What the task asks
Return each entry exactly, omitting nothing.

Saved data entries
————
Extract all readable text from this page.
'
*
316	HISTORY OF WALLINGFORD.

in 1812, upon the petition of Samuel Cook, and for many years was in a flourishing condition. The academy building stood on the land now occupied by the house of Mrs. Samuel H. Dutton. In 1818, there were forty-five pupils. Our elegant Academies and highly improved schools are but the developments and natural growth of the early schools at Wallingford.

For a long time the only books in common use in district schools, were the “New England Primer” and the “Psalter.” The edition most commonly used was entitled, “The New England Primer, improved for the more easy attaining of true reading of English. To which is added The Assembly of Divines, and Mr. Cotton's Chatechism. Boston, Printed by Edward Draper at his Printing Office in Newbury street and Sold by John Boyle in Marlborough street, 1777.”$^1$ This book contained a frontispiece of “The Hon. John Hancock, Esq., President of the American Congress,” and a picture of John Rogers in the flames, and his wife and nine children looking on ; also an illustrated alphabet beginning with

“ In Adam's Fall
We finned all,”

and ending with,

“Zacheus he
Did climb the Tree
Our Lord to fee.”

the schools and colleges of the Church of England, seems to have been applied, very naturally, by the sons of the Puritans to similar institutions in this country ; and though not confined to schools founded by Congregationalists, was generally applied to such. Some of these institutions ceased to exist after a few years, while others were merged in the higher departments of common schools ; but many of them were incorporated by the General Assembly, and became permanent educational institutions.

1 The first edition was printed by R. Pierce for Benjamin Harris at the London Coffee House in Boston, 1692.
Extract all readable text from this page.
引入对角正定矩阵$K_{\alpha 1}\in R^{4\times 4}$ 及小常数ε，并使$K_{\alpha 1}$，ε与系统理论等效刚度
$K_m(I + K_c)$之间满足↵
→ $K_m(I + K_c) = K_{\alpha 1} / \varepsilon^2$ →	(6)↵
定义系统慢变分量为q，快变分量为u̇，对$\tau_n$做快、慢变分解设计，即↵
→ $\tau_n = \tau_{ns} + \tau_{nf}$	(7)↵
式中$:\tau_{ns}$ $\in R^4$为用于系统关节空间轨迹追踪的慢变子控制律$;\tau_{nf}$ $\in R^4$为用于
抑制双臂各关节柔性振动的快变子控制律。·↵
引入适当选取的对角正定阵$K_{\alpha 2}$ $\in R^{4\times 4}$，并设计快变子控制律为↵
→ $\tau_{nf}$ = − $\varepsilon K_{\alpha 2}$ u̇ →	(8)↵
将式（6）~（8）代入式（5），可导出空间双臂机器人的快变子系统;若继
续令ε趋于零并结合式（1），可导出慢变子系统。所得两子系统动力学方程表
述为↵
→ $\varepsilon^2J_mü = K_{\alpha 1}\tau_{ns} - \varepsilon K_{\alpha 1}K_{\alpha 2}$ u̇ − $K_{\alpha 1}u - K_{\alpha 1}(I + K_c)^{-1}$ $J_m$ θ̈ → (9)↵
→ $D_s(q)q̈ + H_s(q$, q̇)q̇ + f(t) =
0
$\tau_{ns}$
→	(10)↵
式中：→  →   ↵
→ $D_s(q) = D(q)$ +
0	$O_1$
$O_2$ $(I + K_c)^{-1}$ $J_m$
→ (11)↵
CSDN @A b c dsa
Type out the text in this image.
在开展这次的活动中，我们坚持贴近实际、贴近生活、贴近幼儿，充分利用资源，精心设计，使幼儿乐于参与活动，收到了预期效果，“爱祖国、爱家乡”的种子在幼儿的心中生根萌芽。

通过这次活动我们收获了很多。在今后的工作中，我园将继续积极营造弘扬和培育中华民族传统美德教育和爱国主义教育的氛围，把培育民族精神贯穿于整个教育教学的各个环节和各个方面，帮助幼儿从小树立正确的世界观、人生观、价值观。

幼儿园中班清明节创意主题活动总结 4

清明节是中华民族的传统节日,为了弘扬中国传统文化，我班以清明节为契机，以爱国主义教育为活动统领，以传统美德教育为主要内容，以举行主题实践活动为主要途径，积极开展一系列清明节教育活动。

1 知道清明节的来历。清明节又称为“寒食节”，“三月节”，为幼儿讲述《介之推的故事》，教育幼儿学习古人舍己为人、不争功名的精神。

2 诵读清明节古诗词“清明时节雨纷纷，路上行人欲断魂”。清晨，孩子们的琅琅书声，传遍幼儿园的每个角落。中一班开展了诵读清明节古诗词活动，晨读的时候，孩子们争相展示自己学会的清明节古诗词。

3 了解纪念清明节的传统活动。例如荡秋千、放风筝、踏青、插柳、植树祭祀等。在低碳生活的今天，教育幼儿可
————
Output of the task
Extract all readable text from this page.
'
*
316	HISTORY OF WALLINGFORD.

in 1812, upon the petition of Samuel Cook, and for many years was in a flourishing condition. The academy building stood on the land now occupied by the house of Mrs. Samuel H. Dutton. In 1818, there were forty-five pupils. Our elegant Academies and highly improved schools are but the developments and natural growth of the early schools at Wallingford.

For a long time the only books in common use in district schools, were the “New England Primer” and the “Psalter.” The edition most commonly used was entitled, “The New England Primer, improved for the more easy attaining of true reading of English. To which is added The Assembly of Divines, and Mr. Cotton's Chatechism. Boston, Printed by Edward Draper at his Printing Office in Newbury street and Sold by John Boyle in Marlborough street, 1777.”$^1$ This book contained a frontispiece of “The Hon. John Hancock, Esq., President of the American Congress,” and a picture of John Rogers in the flames, and his wife and nine children looking on ; also an illustrated alphabet beginning with

“ In Adam's Fall
We finned all,”

and ending with,

“Zacheus he
Did climb the Tree
Our Lord to fee.”

the schools and colleges of the Church of England, seems to have been applied, very naturally, by the sons of the Puritans to similar institutions in this country ; and though not confined to schools founded by Congregationalists, was generally applied to such. Some of these institutions ceased to exist after a few years, while others were merged in the higher departments of common schools ; but many of them were incorporated by the General Assembly, and became permanent educational institutions.

1 The first edition was printed by R. Pierce for Benjamin Harris at the London Coffee House in Boston, 1692.
Extract all readable text from this page.
引入对角正定矩阵$K_{\alpha 1}\in R^{4\times 4}$ 及小常数ε，并使$K_{\alpha 1}$，ε与系统理论等效刚度
$K_m(I + K_c)$之间满足↵
→ $K_m(I + K_c) = K_{\alpha 1} / \varepsilon^2$ →	(6)↵
定义系统慢变分量为q，快变分量为u̇，对$\tau_n$做快、慢变分解设计，即↵
→ $\tau_n = \tau_{ns} + \tau_{nf}$	(7)↵
式中$:\tau_{ns}$ $\in R^4$为用于系统关节空间轨迹追踪的慢变子控制律$;\tau_{nf}$ $\in R^4$为用于
抑制双臂各关节柔性振动的快变子控制律。·↵
引入适当选取的对角正定阵$K_{\alpha 2}$ $\in R^{4\times 4}$，并设计快变子控制律为↵
→ $\tau_{nf}$ = − $\varepsilon K_{\alpha 2}$ u̇ →	(8)↵
将式（6）~（8）代入式（5），可导出空间双臂机器人的快变子系统;若继
续令ε趋于零并结合式（1），可导出慢变子系统。所得两子系统动力学方程表
述为↵
→ $\varepsilon^2J_mü = K_{\alpha 1}\tau_{ns} - \varepsilon K_{\alpha 1}K_{\alpha 2}$ u̇ − $K_{\alpha 1}u - K_{\alpha 1}(I + K_c)^{-1}$ $J_m$ θ̈ → (9)↵
→ $D_s(q)q̈ + H_s(q$, q̇)q̇ + f(t) =
0
$\tau_{ns}$
→	(10)↵
式中：→  →   ↵
→ $D_s(q) = D(q)$ +
0	$O_1$
$O_2$ $(I + K_c)^{-1}$ $J_m$
→ (11)↵
CSDN @A b c dsa
Type out the text in this image.
在开展这次的活动中，我们坚持贴近实际、贴近生活、贴近幼儿，充分利用资源，精心设计，使幼儿乐于参与活动，收到了预期效果，“爱祖国、爱家乡”的种子在幼儿的心中生根萌芽。

通过这次活动我们收获了很多。在今后的工作中，我园将继续积极营造弘扬和培育中华民族传统美德教育和爱国主义教育的氛围，把培育民族精神贯穿于整个教育教学的各个环节和各个方面，帮助幼儿从小树立正确的世界观、人生观、价值观。

幼儿园中班清明节创意主题活动总结 4

清明节是中华民族的传统节日,为了弘扬中国传统文化，我班以清明节为契机，以爱国主义教育为活动统领，以传统美德教育为主要内容，以举行主题实践活动为主要途径，积极开展一系列清明节教育活动。

1 知道清明节的来历。清明节又称为“寒食节”，“三月节”，为幼儿讲述《介之推的故事》，教育幼儿学习古人舍己为人、不争功名的精神。

2 诵读清明节古诗词“清明时节雨纷纷，路上行人欲断魂”。清晨，孩子们的琅琅书声，传遍幼儿园的每个角落。中一班开展了诵读清明节古诗词活动，晨读的时候，孩子们争相展示自己学会的清明节古诗词。

3 了解纪念清明节的传统活动。例如荡秋千、放风筝、踏青、插柳、植树祭祀等。在低碳生活的今天，教育幼儿可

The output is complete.